Aim: The listing must be reproduced in full, exactly as it stands.

┄┄┄┄┄┄┄┄┄┄┄┄┄┄┄┄┄┄┄┄

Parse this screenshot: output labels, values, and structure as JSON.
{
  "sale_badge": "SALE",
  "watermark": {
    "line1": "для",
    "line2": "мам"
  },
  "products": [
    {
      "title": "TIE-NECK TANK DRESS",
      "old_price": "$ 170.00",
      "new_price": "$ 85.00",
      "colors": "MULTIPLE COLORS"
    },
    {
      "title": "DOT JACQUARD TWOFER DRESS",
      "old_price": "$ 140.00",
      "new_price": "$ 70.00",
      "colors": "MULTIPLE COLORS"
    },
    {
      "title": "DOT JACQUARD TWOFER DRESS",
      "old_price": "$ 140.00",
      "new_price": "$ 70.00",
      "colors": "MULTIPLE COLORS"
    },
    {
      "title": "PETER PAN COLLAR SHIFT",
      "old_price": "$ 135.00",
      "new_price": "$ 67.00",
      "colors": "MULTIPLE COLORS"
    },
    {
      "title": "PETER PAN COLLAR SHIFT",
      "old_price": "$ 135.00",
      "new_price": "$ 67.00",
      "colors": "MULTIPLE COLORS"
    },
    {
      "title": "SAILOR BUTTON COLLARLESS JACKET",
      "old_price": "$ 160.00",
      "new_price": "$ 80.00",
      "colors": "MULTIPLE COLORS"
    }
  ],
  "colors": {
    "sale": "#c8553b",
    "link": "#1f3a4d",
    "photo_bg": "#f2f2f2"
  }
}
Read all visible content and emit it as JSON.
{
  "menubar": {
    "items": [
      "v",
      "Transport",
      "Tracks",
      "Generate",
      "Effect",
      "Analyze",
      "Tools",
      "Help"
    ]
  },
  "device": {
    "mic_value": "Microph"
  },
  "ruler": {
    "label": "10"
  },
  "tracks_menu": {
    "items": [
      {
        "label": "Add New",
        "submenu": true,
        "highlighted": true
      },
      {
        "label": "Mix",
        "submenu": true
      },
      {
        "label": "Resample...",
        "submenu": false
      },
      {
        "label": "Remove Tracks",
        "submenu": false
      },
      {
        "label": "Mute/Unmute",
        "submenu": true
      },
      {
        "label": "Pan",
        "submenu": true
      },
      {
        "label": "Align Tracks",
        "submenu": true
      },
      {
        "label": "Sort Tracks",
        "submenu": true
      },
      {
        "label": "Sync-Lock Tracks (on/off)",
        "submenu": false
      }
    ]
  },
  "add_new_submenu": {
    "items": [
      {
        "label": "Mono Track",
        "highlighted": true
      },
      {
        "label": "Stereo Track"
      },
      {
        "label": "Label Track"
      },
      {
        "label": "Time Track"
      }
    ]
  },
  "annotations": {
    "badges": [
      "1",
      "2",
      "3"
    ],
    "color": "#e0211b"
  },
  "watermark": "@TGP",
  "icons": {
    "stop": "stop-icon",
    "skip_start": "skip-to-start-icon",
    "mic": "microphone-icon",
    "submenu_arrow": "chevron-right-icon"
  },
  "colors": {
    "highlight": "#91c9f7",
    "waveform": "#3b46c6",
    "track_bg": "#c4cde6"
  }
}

┄┄┄┄┄┄┄┄┄┄┄┄┄┄┄┄┄┄┄┄

Response:
Parse this screenshot: output labels, values, and structure as JSON.
{
  "sale_badge": "SALE",
  "watermark": {
    "line1": "для",
    "line2": "мам"
  },
  "products": [
    {
      "title": "TIE-NECK TANK DRESS",
      "old_price": "$ 170.00",
      "new_price": "$ 85.00",
      "colors": "MULTIPLE COLORS"
    },
    {
      "title": "DOT JACQUARD TWOFER DRESS",
      "old_price": "$ 140.00",
      "new_price": "$ 70.00",
      "colors": "MULTIPLE COLORS"
    },
    {
      "title": "DOT JACQUARD TWOFER DRESS",
      "old_price": "$ 140.00",
      "new_price": "$ 70.00",
      "colors": "MULTIPLE COLORS"
    },
    {
      "title": "PETER PAN COLLAR SHIFT",
      "old_price": "$ 135.00",
      "new_price": "$ 67.00",
      "colors": "MULTIPLE COLORS"
    },
    {
      "title": "PETER PAN COLLAR SHIFT",
      "old_price": "$ 135.00",
      "new_price": "$ 67.00",
      "colors": "MULTIPLE COLORS"
    },
    {
      "title": "SAILOR BUTTON COLLARLESS JACKET",
      "old_price": "$ 160.00",
      "new_price": "$ 80.00",
      "colors": "MULTIPLE COLORS"
    }
  ],
  "colors": {
    "sale": "#c8553b",
    "link": "#1f3a4d",
    "photo_bg": "#f2f2f2"
  }
}
Read all visible content and emit it as JSON.
{
  "menubar": {
    "items": [
      "v",
      "Transport",
      "Tracks",
      "Generate",
      "Effect",
      "Analyze",
      "Tools",
      "Help"
    ]
  },
  "device": {
    "mic_value": "Microph"
  },
  "ruler": {
    "label": "10"
  },
  "tracks_menu": {
    "items": [
      {
        "label": "Add New",
        "submenu": true,
        "highlighted": true
      },
      {
        "label": "Mix",
        "submenu": true
      },
      {
        "label": "Resample...",
        "submenu": false
      },
      {
        "label": "Remove Tracks",
        "submenu": false
      },
      {
        "label": "Mute/Unmute",
        "submenu": true
      },
      {
        "label": "Pan",
        "submenu": true
      },
      {
        "label": "Align Tracks",
        "submenu": true
      },
      {
        "label": "Sort Tracks",
        "submenu": true
      },
      {
        "label": "Sync-Lock Tracks (on/off)",
        "submenu": false
      }
    ]
  },
  "add_new_submenu": {
    "items": [
      {
        "label": "Mono Track",
        "highlighted": true
      },
      {
        "label": "Stereo Track"
      },
      {
        "label": "Label Track"
      },
      {
        "label": "Time Track"
      }
    ]
  },
  "annotations": {
    "badges": [
      "1",
      "2",
      "3"
    ],
    "color": "#e0211b"
  },
  "watermark": "@TGP",
  "icons": {
    "stop": "stop-icon",
    "skip_start": "skip-to-start-icon",
    "mic": "microphone-icon",
    "submenu_arrow": "chevron-right-icon"
  },
  "colors": {
    "highlight": "#91c9f7",
    "waveform": "#3b46c6",
    "track_bg": "#c4cde6"
  }
}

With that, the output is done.